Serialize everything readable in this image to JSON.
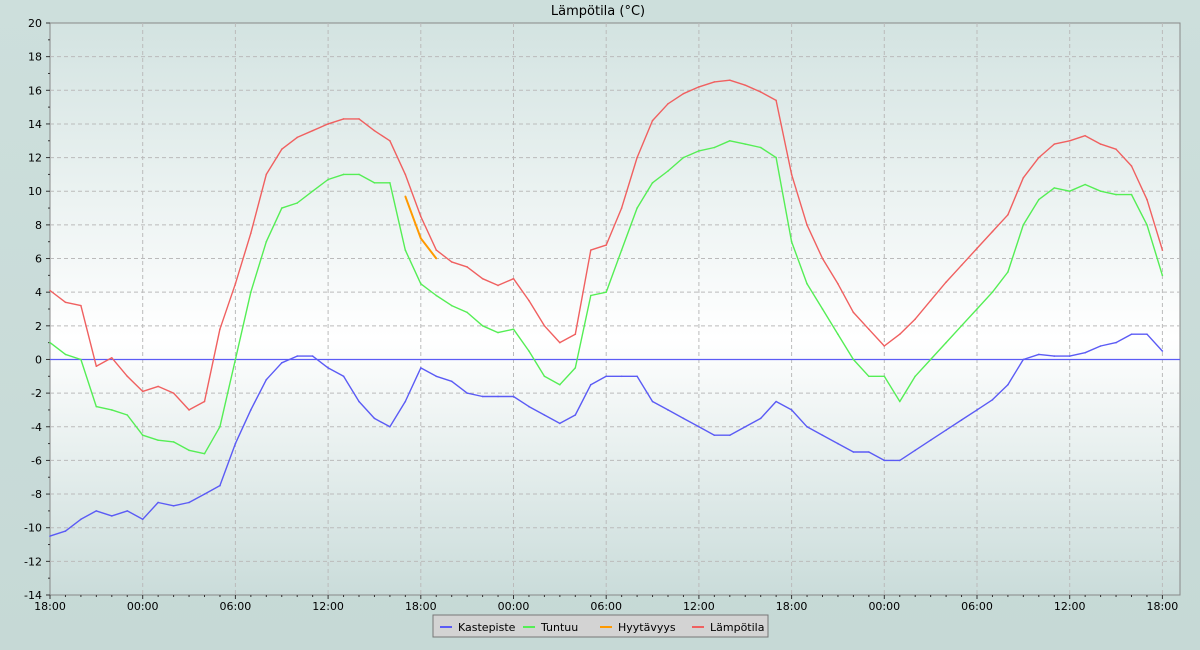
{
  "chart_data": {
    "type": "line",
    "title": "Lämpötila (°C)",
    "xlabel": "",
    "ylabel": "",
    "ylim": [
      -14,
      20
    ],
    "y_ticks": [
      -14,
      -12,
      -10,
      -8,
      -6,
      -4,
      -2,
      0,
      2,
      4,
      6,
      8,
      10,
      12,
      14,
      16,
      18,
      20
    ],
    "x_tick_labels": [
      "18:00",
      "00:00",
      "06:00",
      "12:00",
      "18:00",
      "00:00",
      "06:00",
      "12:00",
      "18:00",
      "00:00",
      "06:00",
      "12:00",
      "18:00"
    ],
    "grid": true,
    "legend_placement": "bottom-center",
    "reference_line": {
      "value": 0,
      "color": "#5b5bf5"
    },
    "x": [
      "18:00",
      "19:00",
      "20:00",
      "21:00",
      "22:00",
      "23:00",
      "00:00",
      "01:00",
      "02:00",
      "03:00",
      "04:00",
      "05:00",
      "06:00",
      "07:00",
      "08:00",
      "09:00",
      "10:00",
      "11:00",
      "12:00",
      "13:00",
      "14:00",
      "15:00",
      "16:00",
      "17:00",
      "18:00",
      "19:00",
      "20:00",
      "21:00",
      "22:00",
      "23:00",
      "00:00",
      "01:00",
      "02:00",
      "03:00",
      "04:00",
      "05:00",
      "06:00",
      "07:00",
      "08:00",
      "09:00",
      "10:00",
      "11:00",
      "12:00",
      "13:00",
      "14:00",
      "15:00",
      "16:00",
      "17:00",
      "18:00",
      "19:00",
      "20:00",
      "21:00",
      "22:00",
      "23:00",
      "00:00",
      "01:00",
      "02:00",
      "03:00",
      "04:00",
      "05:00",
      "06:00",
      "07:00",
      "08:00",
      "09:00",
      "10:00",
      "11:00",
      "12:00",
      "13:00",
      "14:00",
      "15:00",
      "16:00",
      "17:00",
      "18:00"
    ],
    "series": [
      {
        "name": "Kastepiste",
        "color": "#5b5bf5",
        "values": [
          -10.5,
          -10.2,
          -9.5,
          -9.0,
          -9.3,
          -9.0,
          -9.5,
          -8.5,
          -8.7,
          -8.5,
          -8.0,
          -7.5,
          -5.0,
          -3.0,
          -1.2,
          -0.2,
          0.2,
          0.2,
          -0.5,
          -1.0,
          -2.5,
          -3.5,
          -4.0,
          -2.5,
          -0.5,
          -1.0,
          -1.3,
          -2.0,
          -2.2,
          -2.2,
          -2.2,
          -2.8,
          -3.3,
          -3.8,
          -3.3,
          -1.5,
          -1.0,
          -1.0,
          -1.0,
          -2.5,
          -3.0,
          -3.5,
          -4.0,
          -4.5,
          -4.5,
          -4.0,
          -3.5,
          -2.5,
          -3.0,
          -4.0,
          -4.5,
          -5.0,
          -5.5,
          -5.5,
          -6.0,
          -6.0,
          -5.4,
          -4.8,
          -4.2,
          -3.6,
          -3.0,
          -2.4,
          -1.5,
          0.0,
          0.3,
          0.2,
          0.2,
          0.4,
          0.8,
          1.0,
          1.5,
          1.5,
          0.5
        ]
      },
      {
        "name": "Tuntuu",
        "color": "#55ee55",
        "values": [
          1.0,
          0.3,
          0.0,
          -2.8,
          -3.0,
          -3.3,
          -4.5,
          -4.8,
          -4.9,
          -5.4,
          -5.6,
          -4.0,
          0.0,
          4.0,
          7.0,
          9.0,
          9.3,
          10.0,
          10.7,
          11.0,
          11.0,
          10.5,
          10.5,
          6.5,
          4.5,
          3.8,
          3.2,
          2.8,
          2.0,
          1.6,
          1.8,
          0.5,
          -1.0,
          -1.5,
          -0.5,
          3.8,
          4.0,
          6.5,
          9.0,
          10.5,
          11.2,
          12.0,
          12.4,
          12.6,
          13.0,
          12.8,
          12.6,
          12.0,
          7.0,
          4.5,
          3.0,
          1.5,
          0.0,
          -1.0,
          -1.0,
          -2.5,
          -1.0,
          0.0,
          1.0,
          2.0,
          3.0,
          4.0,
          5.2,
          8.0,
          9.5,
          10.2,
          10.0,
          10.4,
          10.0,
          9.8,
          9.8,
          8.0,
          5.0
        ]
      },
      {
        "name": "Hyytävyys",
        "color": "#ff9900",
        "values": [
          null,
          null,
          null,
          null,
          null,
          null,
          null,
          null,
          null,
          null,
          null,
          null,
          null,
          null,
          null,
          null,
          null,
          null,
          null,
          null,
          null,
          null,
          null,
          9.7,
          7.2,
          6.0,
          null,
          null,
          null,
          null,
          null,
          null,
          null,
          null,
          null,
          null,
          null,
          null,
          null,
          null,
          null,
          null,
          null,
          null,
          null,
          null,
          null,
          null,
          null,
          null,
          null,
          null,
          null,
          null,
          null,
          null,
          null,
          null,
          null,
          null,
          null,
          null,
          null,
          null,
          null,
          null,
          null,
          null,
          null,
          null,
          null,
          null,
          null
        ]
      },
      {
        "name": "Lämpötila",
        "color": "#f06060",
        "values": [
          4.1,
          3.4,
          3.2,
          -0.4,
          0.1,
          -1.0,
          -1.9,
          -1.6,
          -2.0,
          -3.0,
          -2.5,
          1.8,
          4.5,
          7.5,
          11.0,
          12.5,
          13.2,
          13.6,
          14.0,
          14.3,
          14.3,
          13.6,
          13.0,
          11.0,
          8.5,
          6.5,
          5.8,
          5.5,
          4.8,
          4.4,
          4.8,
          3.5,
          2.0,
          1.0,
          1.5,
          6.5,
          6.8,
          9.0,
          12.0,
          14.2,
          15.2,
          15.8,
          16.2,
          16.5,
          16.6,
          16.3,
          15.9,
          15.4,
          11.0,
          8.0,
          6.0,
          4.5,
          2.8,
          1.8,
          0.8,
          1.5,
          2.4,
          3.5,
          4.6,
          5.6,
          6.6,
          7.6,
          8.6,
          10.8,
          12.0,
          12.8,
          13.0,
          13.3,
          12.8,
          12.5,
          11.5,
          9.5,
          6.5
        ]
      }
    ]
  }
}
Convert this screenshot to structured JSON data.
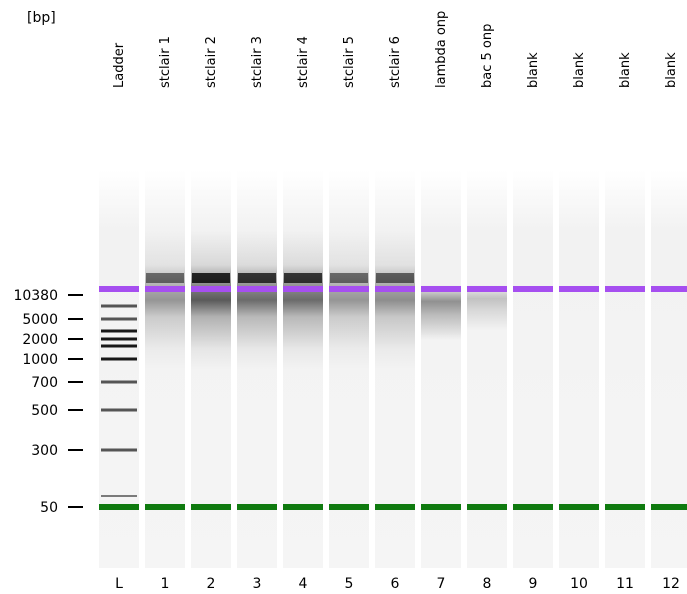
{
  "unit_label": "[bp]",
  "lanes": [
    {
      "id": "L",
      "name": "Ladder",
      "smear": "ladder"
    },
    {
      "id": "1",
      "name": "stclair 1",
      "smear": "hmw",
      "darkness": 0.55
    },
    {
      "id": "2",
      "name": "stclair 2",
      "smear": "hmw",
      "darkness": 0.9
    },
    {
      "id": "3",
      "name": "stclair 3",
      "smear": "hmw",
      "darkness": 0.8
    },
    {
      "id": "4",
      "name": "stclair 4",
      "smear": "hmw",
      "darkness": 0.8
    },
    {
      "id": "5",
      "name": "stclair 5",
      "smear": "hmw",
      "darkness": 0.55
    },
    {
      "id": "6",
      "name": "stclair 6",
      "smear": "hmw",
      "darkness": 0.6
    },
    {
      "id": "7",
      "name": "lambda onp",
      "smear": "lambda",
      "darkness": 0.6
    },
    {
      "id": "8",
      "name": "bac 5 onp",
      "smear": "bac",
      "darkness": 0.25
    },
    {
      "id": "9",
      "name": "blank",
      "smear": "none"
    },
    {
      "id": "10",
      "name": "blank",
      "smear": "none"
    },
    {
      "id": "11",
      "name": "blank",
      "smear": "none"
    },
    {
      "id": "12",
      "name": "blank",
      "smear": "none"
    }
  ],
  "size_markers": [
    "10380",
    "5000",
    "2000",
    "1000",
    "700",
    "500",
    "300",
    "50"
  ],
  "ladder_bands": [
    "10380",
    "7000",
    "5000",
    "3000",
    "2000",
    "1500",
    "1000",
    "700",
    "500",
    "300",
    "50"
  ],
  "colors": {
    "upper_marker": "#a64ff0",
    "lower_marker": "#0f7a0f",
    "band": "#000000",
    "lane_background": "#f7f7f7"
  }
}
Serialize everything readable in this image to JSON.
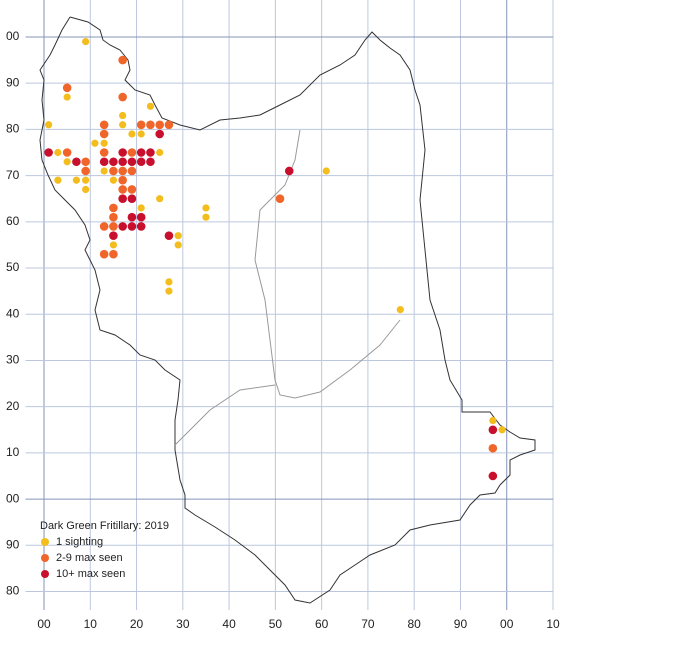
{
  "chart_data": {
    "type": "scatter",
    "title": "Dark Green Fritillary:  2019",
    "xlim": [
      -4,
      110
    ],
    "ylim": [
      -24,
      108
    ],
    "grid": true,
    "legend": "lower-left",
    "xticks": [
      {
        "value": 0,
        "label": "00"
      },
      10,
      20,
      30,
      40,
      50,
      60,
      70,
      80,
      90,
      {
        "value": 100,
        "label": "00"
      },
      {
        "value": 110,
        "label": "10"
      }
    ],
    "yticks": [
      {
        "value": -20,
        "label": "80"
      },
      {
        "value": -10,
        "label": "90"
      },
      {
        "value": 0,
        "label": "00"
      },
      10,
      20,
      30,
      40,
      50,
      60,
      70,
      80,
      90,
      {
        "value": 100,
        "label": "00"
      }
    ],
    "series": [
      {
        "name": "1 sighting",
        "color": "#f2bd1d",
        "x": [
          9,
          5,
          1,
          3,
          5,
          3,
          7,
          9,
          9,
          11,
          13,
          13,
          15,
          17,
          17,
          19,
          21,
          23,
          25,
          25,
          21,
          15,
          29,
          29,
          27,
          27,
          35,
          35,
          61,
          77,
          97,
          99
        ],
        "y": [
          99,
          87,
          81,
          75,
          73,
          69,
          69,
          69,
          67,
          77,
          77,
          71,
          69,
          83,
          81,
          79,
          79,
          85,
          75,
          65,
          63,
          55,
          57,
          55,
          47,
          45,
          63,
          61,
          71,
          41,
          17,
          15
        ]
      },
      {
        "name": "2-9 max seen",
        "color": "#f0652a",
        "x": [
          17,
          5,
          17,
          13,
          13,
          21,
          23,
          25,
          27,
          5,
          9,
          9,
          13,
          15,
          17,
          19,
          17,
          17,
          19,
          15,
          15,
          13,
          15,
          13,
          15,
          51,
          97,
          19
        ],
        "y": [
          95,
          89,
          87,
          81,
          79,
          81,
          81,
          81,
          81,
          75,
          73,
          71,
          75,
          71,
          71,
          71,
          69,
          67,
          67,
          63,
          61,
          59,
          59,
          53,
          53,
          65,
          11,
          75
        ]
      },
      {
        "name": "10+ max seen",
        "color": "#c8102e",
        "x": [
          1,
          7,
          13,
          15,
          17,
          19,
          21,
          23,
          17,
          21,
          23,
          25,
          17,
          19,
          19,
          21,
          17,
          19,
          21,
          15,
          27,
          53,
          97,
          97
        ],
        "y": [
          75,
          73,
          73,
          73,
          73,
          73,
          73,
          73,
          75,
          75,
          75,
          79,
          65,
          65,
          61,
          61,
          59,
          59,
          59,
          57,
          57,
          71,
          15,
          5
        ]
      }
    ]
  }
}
+---+
> **Required work**
Count how many lines hold the string "title" and give that number alone.

> **Written answer**
2